[Extracted data entries]
** Begin **

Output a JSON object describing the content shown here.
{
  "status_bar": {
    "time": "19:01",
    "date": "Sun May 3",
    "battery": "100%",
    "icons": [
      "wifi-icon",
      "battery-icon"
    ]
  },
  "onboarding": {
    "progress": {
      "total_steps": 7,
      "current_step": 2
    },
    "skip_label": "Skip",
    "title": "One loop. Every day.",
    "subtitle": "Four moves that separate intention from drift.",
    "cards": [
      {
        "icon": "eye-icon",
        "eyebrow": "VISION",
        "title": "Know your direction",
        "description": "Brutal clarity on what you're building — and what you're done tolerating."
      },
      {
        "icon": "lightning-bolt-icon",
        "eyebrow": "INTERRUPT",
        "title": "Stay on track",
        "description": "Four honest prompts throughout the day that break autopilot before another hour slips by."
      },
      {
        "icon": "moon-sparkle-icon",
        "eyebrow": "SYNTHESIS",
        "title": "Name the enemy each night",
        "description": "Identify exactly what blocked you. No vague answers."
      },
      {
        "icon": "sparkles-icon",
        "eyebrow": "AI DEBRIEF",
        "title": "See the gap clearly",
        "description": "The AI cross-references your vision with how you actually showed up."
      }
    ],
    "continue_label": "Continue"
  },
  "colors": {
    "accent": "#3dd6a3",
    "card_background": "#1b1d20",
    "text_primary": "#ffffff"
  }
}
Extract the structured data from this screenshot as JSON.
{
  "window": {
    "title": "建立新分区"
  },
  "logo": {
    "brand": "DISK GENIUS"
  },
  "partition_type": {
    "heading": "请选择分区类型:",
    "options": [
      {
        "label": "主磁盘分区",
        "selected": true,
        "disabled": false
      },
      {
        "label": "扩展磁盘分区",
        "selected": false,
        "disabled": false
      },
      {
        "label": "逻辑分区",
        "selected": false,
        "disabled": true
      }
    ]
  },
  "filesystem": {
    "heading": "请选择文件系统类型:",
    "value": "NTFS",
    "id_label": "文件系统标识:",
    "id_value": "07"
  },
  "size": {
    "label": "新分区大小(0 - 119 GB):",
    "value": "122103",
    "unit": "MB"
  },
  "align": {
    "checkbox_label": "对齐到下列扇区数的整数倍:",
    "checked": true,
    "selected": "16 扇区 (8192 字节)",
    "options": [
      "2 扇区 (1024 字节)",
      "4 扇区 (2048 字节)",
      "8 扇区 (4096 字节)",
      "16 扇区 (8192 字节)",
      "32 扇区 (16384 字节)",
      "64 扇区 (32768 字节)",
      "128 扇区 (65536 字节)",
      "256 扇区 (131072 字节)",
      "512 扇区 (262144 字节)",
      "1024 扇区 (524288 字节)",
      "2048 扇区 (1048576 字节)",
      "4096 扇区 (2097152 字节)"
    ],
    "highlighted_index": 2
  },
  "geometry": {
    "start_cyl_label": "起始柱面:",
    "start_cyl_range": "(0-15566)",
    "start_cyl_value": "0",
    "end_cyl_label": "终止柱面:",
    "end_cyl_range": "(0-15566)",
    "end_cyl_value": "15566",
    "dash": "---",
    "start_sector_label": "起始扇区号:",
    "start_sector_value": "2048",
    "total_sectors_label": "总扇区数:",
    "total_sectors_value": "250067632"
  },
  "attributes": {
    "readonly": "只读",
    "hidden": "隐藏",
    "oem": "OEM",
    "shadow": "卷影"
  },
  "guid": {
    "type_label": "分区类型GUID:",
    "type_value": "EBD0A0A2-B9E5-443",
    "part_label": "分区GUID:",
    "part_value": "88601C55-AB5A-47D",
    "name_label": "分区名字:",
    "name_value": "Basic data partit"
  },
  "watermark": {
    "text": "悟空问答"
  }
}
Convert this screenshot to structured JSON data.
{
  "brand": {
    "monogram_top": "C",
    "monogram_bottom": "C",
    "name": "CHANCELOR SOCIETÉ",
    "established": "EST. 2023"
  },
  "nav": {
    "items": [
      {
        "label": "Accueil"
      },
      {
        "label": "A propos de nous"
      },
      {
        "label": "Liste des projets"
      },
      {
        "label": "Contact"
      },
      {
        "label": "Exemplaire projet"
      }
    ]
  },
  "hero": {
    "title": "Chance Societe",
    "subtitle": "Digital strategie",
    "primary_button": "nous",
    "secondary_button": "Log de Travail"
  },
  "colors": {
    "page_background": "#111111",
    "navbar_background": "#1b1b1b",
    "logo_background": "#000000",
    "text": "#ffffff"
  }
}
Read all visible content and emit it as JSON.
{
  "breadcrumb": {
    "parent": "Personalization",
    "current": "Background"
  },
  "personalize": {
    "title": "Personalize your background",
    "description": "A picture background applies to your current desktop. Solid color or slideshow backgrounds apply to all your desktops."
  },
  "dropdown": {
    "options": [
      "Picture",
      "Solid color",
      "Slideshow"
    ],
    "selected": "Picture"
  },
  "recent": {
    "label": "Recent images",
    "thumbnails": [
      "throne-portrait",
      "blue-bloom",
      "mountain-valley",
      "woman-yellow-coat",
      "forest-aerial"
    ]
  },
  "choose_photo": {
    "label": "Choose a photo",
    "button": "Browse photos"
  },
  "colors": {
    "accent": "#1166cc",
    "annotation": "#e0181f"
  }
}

** End **

▶ [EXERCISE DIRECTIONS]:
Produce an exact copy of all the records.

▶ [RESPONSE TO THE TASK]:
Output a JSON object describing the content shown here.
{
  "status_bar": {
    "time": "19:01",
    "date": "Sun May 3",
    "battery": "100%",
    "icons": [
      "wifi-icon",
      "battery-icon"
    ]
  },
  "onboarding": {
    "progress": {
      "total_steps": 7,
      "current_step": 2
    },
    "skip_label": "Skip",
    "title": "One loop. Every day.",
    "subtitle": "Four moves that separate intention from drift.",
    "cards": [
      {
        "icon": "eye-icon",
        "eyebrow": "VISION",
        "title": "Know your direction",
        "description": "Brutal clarity on what you're building — and what you're done tolerating."
      },
      {
        "icon": "lightning-bolt-icon",
        "eyebrow": "INTERRUPT",
        "title": "Stay on track",
        "description": "Four honest prompts throughout the day that break autopilot before another hour slips by."
      },
      {
        "icon": "moon-sparkle-icon",
        "eyebrow": "SYNTHESIS",
        "title": "Name the enemy each night",
        "description": "Identify exactly what blocked you. No vague answers."
      },
      {
        "icon": "sparkles-icon",
        "eyebrow": "AI DEBRIEF",
        "title": "See the gap clearly",
        "description": "The AI cross-references your vision with how you actually showed up."
      }
    ],
    "continue_label": "Continue"
  },
  "colors": {
    "accent": "#3dd6a3",
    "card_background": "#1b1d20",
    "text_primary": "#ffffff"
  }
}
Extract the structured data from this screenshot as JSON.
{
  "window": {
    "title": "建立新分区"
  },
  "logo": {
    "brand": "DISK GENIUS"
  },
  "partition_type": {
    "heading": "请选择分区类型:",
    "options": [
      {
        "label": "主磁盘分区",
        "selected": true,
        "disabled": false
      },
      {
        "label": "扩展磁盘分区",
        "selected": false,
        "disabled": false
      },
      {
        "label": "逻辑分区",
        "selected": false,
        "disabled": true
      }
    ]
  },
  "filesystem": {
    "heading": "请选择文件系统类型:",
    "value": "NTFS",
    "id_label": "文件系统标识:",
    "id_value": "07"
  },
  "size": {
    "label": "新分区大小(0 - 119 GB):",
    "value": "122103",
    "unit": "MB"
  },
  "align": {
    "checkbox_label": "对齐到下列扇区数的整数倍:",
    "checked": true,
    "selected": "16 扇区 (8192 字节)",
    "options": [
      "2 扇区 (1024 字节)",
      "4 扇区 (2048 字节)",
      "8 扇区 (4096 字节)",
      "16 扇区 (8192 字节)",
      "32 扇区 (16384 字节)",
      "64 扇区 (32768 字节)",
      "128 扇区 (65536 字节)",
      "256 扇区 (131072 字节)",
      "512 扇区 (262144 字节)",
      "1024 扇区 (524288 字节)",
      "2048 扇区 (1048576 字节)",
      "4096 扇区 (2097152 字节)"
    ],
    "highlighted_index": 2
  },
  "geometry": {
    "start_cyl_label": "起始柱面:",
    "start_cyl_range": "(0-15566)",
    "start_cyl_value": "0",
    "end_cyl_label": "终止柱面:",
    "end_cyl_range": "(0-15566)",
    "end_cyl_value": "15566",
    "dash": "---",
    "start_sector_label": "起始扇区号:",
    "start_sector_value": "2048",
    "total_sectors_label": "总扇区数:",
    "total_sectors_value": "250067632"
  },
  "attributes": {
    "readonly": "只读",
    "hidden": "隐藏",
    "oem": "OEM",
    "shadow": "卷影"
  },
  "guid": {
    "type_label": "分区类型GUID:",
    "type_value": "EBD0A0A2-B9E5-443",
    "part_label": "分区GUID:",
    "part_value": "88601C55-AB5A-47D",
    "name_label": "分区名字:",
    "name_value": "Basic data partit"
  },
  "watermark": {
    "text": "悟空问答"
  }
}
Convert this screenshot to structured JSON data.
{
  "brand": {
    "monogram_top": "C",
    "monogram_bottom": "C",
    "name": "CHANCELOR SOCIETÉ",
    "established": "EST. 2023"
  },
  "nav": {
    "items": [
      {
        "label": "Accueil"
      },
      {
        "label": "A propos de nous"
      },
      {
        "label": "Liste des projets"
      },
      {
        "label": "Contact"
      },
      {
        "label": "Exemplaire projet"
      }
    ]
  },
  "hero": {
    "title": "Chance Societe",
    "subtitle": "Digital strategie",
    "primary_button": "nous",
    "secondary_button": "Log de Travail"
  },
  "colors": {
    "page_background": "#111111",
    "navbar_background": "#1b1b1b",
    "logo_background": "#000000",
    "text": "#ffffff"
  }
}
Read all visible content and emit it as JSON.
{
  "breadcrumb": {
    "parent": "Personalization",
    "current": "Background"
  },
  "personalize": {
    "title": "Personalize your background",
    "description": "A picture background applies to your current desktop. Solid color or slideshow backgrounds apply to all your desktops."
  },
  "dropdown": {
    "options": [
      "Picture",
      "Solid color",
      "Slideshow"
    ],
    "selected": "Picture"
  },
  "recent": {
    "label": "Recent images",
    "thumbnails": [
      "throne-portrait",
      "blue-bloom",
      "mountain-valley",
      "woman-yellow-coat",
      "forest-aerial"
    ]
  },
  "choose_photo": {
    "label": "Choose a photo",
    "button": "Browse photos"
  },
  "colors": {
    "accent": "#1166cc",
    "annotation": "#e0181f"
  }
}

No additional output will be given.